WRITTEN REQUEST → Where a line of the material contains the string "AAAADD", copy that line.

RECORDS SHOWN →
— start —
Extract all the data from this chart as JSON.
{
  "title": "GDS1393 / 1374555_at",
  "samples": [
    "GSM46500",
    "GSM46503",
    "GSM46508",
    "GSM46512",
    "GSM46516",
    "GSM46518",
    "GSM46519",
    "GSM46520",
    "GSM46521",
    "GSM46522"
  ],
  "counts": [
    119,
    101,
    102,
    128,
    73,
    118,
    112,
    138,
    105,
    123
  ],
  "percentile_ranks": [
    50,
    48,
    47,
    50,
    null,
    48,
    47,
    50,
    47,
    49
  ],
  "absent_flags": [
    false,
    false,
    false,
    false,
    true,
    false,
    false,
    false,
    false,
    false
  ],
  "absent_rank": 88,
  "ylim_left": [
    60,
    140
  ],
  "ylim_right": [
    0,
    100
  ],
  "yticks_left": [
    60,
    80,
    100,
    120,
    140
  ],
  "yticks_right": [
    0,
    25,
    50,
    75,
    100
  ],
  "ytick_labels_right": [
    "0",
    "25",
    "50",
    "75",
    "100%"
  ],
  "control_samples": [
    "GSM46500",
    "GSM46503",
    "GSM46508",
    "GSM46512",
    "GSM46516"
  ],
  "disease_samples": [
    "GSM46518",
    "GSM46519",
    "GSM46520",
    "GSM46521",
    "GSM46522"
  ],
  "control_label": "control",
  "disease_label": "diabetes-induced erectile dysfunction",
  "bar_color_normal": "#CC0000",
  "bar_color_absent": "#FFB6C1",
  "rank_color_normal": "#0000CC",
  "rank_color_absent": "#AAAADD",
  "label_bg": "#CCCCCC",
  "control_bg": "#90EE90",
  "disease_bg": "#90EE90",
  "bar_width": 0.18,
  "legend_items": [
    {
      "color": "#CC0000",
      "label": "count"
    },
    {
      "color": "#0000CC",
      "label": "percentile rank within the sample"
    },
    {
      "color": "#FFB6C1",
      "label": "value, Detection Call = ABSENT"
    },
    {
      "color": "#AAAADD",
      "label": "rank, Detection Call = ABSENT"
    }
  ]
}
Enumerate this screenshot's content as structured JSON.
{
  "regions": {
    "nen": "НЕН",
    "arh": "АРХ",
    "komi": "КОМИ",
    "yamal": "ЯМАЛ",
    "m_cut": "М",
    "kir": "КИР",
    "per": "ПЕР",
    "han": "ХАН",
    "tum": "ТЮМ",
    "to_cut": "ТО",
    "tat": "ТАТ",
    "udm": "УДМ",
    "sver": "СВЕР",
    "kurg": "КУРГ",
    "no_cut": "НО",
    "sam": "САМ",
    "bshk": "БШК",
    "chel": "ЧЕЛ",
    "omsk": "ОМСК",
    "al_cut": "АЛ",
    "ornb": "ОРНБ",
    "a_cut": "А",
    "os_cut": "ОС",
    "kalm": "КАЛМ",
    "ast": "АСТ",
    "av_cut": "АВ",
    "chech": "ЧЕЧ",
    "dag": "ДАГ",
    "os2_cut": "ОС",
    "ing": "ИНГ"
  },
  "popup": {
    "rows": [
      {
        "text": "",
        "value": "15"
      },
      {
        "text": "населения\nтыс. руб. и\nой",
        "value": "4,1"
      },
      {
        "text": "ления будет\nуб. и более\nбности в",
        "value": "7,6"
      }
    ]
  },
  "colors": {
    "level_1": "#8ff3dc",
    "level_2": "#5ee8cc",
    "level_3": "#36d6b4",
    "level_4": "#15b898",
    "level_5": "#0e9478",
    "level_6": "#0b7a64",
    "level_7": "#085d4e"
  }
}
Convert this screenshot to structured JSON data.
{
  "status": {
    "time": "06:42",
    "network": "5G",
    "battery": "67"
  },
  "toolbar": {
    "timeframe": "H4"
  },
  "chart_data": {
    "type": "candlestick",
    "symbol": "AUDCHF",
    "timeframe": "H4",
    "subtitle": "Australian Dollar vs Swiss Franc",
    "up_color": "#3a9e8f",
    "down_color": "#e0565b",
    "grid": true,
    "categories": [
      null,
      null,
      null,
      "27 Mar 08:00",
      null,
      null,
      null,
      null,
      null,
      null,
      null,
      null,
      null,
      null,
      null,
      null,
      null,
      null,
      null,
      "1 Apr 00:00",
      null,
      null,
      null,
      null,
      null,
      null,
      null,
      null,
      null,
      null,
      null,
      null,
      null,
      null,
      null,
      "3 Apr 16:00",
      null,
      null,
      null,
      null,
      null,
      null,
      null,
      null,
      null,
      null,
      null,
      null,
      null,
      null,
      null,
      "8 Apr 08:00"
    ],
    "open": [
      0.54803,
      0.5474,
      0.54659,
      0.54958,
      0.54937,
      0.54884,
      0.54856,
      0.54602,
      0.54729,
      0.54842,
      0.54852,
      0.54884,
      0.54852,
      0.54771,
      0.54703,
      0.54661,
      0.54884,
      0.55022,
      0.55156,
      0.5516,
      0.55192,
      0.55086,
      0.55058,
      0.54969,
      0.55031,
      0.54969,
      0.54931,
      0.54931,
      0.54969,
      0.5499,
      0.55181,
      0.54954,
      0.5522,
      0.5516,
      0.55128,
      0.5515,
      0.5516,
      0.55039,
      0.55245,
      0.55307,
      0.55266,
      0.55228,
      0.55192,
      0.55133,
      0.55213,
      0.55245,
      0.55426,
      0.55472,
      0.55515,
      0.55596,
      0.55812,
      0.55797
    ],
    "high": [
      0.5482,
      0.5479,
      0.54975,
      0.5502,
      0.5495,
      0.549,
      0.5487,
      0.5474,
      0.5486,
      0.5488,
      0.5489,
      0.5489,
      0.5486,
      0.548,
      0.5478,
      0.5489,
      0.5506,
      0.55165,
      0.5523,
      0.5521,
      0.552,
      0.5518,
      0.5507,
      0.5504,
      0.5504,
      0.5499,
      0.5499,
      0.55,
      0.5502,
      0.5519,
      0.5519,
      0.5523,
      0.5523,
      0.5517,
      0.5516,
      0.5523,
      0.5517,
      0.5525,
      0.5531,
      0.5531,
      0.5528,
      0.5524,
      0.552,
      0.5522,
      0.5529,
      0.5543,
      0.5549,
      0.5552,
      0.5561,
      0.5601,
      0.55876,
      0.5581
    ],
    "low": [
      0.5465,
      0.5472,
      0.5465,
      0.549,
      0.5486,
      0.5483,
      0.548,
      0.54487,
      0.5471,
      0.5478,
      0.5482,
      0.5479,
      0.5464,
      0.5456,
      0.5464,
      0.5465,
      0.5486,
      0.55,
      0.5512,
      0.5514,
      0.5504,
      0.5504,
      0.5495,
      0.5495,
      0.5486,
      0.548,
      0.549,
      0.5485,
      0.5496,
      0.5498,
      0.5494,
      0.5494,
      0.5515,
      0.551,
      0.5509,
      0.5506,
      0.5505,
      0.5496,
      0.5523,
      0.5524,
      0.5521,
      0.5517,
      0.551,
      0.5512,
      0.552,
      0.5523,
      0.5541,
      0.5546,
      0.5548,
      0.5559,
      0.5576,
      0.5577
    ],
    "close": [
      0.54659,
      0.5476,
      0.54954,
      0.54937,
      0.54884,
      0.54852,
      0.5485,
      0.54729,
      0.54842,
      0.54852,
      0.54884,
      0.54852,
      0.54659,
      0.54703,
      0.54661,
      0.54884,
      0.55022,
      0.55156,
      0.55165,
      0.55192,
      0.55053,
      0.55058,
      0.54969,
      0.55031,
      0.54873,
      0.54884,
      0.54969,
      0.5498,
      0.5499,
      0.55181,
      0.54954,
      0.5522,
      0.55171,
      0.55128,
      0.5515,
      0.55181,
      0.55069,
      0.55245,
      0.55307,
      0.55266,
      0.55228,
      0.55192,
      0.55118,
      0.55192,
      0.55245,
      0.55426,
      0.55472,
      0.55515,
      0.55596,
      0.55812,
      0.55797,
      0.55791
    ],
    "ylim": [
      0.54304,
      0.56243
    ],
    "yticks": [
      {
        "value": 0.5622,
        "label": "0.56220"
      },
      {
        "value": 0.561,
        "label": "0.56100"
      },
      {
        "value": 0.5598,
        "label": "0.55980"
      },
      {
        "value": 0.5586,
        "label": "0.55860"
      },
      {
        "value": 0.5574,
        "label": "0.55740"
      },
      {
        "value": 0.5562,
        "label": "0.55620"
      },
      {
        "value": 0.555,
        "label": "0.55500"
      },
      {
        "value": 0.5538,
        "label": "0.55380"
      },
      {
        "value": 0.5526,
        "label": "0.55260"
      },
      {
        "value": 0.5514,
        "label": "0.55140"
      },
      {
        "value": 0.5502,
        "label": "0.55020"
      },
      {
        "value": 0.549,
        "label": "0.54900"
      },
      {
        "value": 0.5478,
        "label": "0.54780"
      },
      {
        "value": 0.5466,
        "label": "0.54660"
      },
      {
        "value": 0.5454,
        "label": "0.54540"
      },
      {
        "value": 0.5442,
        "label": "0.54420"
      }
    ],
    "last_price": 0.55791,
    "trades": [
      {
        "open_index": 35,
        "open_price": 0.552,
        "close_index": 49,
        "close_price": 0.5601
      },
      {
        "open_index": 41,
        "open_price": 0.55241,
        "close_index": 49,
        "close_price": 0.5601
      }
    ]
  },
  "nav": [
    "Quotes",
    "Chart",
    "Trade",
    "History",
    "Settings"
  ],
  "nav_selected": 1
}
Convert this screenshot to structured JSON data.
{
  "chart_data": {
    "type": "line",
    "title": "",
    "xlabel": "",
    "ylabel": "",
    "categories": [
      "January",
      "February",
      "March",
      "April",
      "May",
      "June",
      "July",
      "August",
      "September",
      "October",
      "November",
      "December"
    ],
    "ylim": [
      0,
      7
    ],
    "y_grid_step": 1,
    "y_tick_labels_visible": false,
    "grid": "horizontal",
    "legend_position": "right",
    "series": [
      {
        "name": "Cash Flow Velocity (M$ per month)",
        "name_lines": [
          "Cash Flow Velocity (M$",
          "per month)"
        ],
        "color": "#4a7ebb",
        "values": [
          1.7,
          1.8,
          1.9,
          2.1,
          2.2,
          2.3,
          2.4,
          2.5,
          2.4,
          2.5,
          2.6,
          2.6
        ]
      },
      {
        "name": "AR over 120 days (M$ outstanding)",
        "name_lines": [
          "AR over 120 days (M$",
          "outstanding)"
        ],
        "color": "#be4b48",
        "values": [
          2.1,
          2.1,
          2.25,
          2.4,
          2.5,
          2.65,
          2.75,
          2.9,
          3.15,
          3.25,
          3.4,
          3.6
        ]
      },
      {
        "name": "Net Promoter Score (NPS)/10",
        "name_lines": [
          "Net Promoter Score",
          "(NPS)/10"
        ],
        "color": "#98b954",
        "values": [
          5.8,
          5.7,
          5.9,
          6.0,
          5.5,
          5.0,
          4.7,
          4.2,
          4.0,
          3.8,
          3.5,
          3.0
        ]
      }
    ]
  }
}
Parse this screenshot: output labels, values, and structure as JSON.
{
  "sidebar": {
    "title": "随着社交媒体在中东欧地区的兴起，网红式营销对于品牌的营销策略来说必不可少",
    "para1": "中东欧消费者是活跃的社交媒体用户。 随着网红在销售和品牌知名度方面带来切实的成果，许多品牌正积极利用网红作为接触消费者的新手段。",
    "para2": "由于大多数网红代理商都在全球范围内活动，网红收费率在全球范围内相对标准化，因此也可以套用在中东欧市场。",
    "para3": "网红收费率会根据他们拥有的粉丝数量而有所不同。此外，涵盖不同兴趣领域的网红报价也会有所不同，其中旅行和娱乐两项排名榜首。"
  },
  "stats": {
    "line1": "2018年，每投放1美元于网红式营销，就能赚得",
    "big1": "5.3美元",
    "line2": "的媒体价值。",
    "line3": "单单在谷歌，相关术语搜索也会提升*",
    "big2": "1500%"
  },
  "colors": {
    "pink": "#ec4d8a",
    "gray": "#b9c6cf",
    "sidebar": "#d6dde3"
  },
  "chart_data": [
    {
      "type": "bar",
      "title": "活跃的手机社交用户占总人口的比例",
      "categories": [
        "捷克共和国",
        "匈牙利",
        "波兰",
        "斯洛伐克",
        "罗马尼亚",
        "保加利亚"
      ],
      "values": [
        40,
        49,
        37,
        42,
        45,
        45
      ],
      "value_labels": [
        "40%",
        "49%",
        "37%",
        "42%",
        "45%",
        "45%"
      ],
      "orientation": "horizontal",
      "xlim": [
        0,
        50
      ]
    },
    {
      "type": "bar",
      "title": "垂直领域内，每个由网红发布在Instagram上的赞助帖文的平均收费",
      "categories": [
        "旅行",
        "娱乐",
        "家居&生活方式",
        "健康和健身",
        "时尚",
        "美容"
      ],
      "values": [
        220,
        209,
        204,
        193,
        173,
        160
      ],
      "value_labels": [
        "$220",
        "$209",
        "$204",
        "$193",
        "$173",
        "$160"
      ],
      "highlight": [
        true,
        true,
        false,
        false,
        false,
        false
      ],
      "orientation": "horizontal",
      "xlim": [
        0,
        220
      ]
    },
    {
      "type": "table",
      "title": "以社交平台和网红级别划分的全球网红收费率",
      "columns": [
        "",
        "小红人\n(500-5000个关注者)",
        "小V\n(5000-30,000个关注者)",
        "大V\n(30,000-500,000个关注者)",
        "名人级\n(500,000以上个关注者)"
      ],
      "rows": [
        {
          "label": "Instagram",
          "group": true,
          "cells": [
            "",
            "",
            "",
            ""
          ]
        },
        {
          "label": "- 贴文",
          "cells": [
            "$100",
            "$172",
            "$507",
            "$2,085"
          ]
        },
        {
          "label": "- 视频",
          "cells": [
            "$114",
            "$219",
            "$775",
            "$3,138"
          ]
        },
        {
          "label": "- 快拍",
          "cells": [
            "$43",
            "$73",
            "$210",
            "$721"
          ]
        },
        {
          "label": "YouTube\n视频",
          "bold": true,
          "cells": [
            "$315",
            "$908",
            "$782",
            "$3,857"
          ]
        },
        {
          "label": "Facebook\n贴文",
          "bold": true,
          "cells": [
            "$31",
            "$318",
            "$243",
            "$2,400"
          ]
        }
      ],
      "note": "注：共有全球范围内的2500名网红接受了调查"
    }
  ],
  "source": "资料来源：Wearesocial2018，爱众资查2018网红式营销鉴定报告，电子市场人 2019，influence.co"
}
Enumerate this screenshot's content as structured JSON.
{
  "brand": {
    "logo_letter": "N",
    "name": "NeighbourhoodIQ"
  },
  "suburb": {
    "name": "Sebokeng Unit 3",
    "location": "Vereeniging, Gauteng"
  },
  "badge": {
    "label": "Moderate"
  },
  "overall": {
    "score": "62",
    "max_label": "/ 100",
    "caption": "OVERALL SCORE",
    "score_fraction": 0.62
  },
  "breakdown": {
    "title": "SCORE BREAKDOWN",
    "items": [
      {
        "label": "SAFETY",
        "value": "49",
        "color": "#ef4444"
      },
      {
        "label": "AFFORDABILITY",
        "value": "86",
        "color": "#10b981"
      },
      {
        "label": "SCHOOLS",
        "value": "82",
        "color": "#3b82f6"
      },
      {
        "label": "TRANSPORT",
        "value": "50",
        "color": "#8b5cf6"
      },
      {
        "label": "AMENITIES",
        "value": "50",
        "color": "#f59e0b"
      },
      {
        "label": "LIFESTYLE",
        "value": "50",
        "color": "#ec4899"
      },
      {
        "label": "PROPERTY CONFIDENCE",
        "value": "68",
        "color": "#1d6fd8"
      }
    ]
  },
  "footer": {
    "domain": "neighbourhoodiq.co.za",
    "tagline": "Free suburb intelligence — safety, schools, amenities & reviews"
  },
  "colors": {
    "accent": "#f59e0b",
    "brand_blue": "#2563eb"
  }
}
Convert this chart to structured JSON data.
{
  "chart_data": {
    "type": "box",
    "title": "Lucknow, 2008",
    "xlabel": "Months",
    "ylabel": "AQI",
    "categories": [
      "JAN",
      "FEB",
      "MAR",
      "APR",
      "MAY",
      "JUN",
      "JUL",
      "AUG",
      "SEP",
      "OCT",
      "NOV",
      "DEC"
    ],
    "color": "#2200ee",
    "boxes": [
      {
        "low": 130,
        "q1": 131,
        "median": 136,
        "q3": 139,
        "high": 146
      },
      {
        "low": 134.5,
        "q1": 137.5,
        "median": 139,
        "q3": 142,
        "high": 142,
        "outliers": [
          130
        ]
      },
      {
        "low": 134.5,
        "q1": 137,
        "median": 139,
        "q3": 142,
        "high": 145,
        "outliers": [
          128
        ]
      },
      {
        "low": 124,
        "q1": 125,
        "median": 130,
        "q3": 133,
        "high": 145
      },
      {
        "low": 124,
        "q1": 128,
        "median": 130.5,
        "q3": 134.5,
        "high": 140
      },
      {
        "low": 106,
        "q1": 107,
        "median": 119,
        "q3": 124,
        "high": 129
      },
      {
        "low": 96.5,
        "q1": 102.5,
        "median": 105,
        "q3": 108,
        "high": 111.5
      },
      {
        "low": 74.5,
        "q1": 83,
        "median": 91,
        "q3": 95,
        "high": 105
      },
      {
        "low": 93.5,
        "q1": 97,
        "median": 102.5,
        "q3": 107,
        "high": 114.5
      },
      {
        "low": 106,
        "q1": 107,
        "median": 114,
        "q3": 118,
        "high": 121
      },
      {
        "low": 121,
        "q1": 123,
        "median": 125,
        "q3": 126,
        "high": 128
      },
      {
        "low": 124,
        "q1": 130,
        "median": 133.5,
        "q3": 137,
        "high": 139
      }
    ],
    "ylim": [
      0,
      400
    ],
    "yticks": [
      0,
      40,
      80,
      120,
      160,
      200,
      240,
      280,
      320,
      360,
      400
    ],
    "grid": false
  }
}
— end —
SOLVED EXERCISE →
  "rank_color_absent": "#AAAADD",
      "color": "#AAAADD",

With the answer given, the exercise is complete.